REQUIRED WORK: Extract the complete listing and output it unchanged.
— Begin SOURCE DATA —
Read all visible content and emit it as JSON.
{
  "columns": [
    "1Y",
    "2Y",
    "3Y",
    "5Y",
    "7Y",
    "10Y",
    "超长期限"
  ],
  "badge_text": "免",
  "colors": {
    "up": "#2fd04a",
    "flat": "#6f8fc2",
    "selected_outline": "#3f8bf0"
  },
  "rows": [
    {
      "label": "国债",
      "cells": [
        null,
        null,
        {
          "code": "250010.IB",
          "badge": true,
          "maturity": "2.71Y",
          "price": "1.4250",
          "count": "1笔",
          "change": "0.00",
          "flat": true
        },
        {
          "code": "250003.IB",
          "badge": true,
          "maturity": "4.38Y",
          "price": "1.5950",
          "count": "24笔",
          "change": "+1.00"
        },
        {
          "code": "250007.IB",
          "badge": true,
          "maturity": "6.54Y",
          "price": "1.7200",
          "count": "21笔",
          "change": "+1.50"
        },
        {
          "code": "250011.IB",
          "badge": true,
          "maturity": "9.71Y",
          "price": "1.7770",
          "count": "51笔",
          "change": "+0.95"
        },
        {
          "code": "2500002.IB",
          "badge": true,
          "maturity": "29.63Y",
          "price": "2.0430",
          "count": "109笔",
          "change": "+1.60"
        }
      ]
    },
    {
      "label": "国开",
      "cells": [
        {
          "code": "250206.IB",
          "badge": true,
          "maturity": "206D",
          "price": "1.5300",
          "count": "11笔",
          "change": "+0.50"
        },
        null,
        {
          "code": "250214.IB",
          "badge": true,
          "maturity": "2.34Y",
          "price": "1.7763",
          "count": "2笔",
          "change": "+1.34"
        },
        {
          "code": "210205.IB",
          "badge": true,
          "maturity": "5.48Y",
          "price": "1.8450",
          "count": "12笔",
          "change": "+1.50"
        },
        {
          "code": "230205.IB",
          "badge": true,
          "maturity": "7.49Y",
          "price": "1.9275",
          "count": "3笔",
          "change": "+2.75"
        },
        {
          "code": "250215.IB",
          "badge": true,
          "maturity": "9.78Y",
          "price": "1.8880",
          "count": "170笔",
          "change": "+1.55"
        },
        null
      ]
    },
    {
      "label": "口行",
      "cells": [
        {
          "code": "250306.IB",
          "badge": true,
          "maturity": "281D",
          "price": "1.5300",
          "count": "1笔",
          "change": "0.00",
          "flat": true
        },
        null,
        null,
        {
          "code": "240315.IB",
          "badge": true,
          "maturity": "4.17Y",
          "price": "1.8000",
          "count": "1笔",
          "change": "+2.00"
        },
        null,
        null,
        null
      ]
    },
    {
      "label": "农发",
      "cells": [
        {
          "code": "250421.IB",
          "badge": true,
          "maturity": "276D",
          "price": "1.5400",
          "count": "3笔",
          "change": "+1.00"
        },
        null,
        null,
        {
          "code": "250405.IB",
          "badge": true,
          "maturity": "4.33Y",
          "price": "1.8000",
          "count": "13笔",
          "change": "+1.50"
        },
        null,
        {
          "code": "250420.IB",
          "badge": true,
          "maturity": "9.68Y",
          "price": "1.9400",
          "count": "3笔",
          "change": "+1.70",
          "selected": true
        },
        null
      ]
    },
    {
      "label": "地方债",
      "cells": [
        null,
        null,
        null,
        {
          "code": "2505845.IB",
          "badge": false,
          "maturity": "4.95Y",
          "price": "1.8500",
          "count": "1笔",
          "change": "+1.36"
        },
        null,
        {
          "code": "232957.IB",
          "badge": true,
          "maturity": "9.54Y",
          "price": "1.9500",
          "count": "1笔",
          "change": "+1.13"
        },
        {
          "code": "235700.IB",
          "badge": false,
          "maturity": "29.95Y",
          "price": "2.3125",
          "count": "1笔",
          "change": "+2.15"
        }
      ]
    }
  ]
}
— End SOURCE DATA —
SOLVED EXERCISE:
Read all visible content and emit it as JSON.
{
  "columns": [
    "1Y",
    "2Y",
    "3Y",
    "5Y",
    "7Y",
    "10Y",
    "超长期限"
  ],
  "badge_text": "免",
  "colors": {
    "up": "#2fd04a",
    "flat": "#6f8fc2",
    "selected_outline": "#3f8bf0"
  },
  "rows": [
    {
      "label": "国债",
      "cells": [
        null,
        null,
        {
          "code": "250010.IB",
          "badge": true,
          "maturity": "2.71Y",
          "price": "1.4250",
          "count": "1笔",
          "change": "0.00",
          "flat": true
        },
        {
          "code": "250003.IB",
          "badge": true,
          "maturity": "4.38Y",
          "price": "1.5950",
          "count": "24笔",
          "change": "+1.00"
        },
        {
          "code": "250007.IB",
          "badge": true,
          "maturity": "6.54Y",
          "price": "1.7200",
          "count": "21笔",
          "change": "+1.50"
        },
        {
          "code": "250011.IB",
          "badge": true,
          "maturity": "9.71Y",
          "price": "1.7770",
          "count": "51笔",
          "change": "+0.95"
        },
        {
          "code": "2500002.IB",
          "badge": true,
          "maturity": "29.63Y",
          "price": "2.0430",
          "count": "109笔",
          "change": "+1.60"
        }
      ]
    },
    {
      "label": "国开",
      "cells": [
        {
          "code": "250206.IB",
          "badge": true,
          "maturity": "206D",
          "price": "1.5300",
          "count": "11笔",
          "change": "+0.50"
        },
        null,
        {
          "code": "250214.IB",
          "badge": true,
          "maturity": "2.34Y",
          "price": "1.7763",
          "count": "2笔",
          "change": "+1.34"
        },
        {
          "code": "210205.IB",
          "badge": true,
          "maturity": "5.48Y",
          "price": "1.8450",
          "count": "12笔",
          "change": "+1.50"
        },
        {
          "code": "230205.IB",
          "badge": true,
          "maturity": "7.49Y",
          "price": "1.9275",
          "count": "3笔",
          "change": "+2.75"
        },
        {
          "code": "250215.IB",
          "badge": true,
          "maturity": "9.78Y",
          "price": "1.8880",
          "count": "170笔",
          "change": "+1.55"
        },
        null
      ]
    },
    {
      "label": "口行",
      "cells": [
        {
          "code": "250306.IB",
          "badge": true,
          "maturity": "281D",
          "price": "1.5300",
          "count": "1笔",
          "change": "0.00",
          "flat": true
        },
        null,
        null,
        {
          "code": "240315.IB",
          "badge": true,
          "maturity": "4.17Y",
          "price": "1.8000",
          "count": "1笔",
          "change": "+2.00"
        },
        null,
        null,
        null
      ]
    },
    {
      "label": "农发",
      "cells": [
        {
          "code": "250421.IB",
          "badge": true,
          "maturity": "276D",
          "price": "1.5400",
          "count": "3笔",
          "change": "+1.00"
        },
        null,
        null,
        {
          "code": "250405.IB",
          "badge": true,
          "maturity": "4.33Y",
          "price": "1.8000",
          "count": "13笔",
          "change": "+1.50"
        },
        null,
        {
          "code": "250420.IB",
          "badge": true,
          "maturity": "9.68Y",
          "price": "1.9400",
          "count": "3笔",
          "change": "+1.70",
          "selected": true
        },
        null
      ]
    },
    {
      "label": "地方债",
      "cells": [
        null,
        null,
        null,
        {
          "code": "2505845.IB",
          "badge": false,
          "maturity": "4.95Y",
          "price": "1.8500",
          "count": "1笔",
          "change": "+1.36"
        },
        null,
        {
          "code": "232957.IB",
          "badge": true,
          "maturity": "9.54Y",
          "price": "1.9500",
          "count": "1笔",
          "change": "+1.13"
        },
        {
          "code": "235700.IB",
          "badge": false,
          "maturity": "29.95Y",
          "price": "2.3125",
          "count": "1笔",
          "change": "+2.15"
        }
      ]
    }
  ]
}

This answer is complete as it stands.